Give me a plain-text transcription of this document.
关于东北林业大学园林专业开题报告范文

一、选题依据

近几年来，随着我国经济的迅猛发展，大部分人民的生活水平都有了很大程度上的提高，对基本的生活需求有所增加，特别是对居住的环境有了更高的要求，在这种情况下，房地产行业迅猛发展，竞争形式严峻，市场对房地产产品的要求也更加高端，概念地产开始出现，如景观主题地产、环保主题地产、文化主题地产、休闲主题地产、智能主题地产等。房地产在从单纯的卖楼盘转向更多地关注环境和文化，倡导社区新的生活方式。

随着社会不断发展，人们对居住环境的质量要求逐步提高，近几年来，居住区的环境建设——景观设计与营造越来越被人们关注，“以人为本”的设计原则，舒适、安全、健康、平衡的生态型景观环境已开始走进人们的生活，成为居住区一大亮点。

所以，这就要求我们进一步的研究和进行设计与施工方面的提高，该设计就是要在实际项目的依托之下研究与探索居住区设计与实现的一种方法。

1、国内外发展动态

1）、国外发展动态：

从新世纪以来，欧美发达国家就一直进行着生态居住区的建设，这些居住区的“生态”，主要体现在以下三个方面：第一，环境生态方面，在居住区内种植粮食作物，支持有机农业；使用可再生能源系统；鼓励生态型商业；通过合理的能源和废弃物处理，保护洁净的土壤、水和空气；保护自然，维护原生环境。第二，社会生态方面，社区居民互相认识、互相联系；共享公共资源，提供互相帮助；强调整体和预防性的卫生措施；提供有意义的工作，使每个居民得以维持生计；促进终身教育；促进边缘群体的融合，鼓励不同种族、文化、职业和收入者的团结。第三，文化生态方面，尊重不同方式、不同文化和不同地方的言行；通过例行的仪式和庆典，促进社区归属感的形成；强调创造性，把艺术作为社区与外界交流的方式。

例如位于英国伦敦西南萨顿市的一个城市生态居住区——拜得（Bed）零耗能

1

## Problem details
Return all of the entries exactly as written.

## Output
Give me a plain-text transcription of this document.
关于东北林业大学园林专业开题报告范文

一、选题依据

近几年来，随着我国经济的迅猛发展，大部分人民的生活水平都有了很大程度上的提高，对基本的生活需求有所增加，特别是对居住的环境有了更高的要求，在这种情况下，房地产行业迅猛发展，竞争形式严峻，市场对房地产产品的要求也更加高端，概念地产开始出现，如景观主题地产、环保主题地产、文化主题地产、休闲主题地产、智能主题地产等。房地产在从单纯的卖楼盘转向更多地关注环境和文化，倡导社区新的生活方式。

随着社会不断发展，人们对居住环境的质量要求逐步提高，近几年来，居住区的环境建设——景观设计与营造越来越被人们关注，“以人为本”的设计原则，舒适、安全、健康、平衡的生态型景观环境已开始走进人们的生活，成为居住区一大亮点。

所以，这就要求我们进一步的研究和进行设计与施工方面的提高，该设计就是要在实际项目的依托之下研究与探索居住区设计与实现的一种方法。

1、国内外发展动态

1）、国外发展动态：

从新世纪以来，欧美发达国家就一直进行着生态居住区的建设，这些居住区的“生态”，主要体现在以下三个方面：第一，环境生态方面，在居住区内种植粮食作物，支持有机农业；使用可再生能源系统；鼓励生态型商业；通过合理的能源和废弃物处理，保护洁净的土壤、水和空气；保护自然，维护原生环境。第二，社会生态方面，社区居民互相认识、互相联系；共享公共资源，提供互相帮助；强调整体和预防性的卫生措施；提供有意义的工作，使每个居民得以维持生计；促进终身教育；促进边缘群体的融合，鼓励不同种族、文化、职业和收入者的团结。第三，文化生态方面，尊重不同方式、不同文化和不同地方的言行；通过例行的仪式和庆典，促进社区归属感的形成；强调创造性，把艺术作为社区与外界交流的方式。

例如位于英国伦敦西南萨顿市的一个城市生态居住区——拜得（Bed）零耗能

1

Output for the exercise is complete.